**What to do**: Go through the lines below and copy each one that holds the string "rispetto".
■ ■ ■ ■
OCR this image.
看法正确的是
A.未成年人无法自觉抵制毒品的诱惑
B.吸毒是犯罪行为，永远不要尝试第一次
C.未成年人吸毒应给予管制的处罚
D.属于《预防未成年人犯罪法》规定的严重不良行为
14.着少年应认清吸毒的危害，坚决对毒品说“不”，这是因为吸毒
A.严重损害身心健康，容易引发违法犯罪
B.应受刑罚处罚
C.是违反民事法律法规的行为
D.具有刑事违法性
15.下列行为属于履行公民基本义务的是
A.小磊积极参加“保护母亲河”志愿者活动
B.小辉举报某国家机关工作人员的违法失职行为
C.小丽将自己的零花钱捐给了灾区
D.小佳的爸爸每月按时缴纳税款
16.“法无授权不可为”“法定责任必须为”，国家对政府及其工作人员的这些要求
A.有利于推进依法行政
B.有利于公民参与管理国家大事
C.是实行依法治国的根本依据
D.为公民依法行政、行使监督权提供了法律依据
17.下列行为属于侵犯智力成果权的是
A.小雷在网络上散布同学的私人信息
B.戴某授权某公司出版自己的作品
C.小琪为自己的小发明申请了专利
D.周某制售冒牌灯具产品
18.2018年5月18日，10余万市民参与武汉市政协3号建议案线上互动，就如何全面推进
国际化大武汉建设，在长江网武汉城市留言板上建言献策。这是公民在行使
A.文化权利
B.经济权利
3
■ ■ ■ ■
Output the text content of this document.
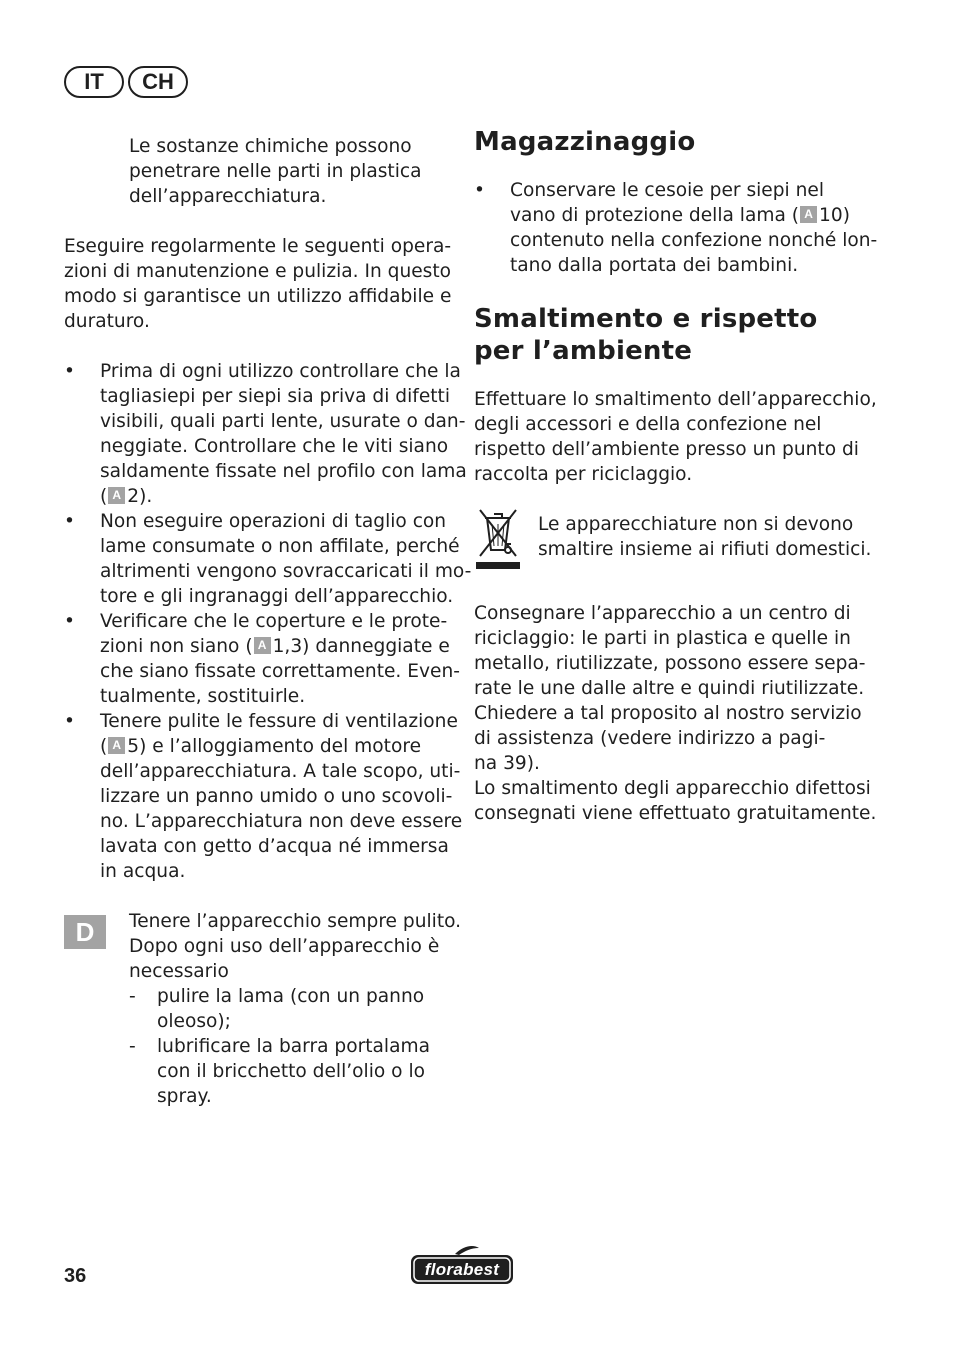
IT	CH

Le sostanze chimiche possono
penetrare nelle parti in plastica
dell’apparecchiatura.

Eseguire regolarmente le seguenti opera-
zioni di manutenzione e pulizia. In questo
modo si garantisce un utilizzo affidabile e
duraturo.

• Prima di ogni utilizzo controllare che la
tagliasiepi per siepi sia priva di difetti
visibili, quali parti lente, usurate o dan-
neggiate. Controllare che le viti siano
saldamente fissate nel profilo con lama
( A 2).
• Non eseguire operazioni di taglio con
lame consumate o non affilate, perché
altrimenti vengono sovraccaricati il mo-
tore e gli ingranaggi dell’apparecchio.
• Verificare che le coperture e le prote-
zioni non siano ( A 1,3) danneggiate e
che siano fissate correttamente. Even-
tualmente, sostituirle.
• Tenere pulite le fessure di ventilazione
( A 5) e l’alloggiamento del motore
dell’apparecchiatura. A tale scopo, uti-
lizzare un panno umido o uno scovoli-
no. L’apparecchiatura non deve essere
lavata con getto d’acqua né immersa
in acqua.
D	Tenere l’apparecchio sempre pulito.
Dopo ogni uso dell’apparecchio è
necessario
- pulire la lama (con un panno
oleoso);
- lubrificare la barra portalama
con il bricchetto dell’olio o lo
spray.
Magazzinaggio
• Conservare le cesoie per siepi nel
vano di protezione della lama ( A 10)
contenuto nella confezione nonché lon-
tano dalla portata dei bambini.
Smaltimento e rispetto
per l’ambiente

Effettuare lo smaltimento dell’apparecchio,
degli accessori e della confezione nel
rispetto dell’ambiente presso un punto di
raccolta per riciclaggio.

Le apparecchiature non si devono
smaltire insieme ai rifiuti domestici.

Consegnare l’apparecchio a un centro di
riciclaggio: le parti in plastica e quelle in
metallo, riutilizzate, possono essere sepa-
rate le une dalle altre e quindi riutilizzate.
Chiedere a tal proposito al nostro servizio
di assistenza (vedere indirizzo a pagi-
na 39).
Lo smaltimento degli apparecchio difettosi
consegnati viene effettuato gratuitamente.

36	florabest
■ ■ ■ ■
**Solution to this problem**:
Smaltimento e rispetto
rispetto dell’ambiente presso un punto di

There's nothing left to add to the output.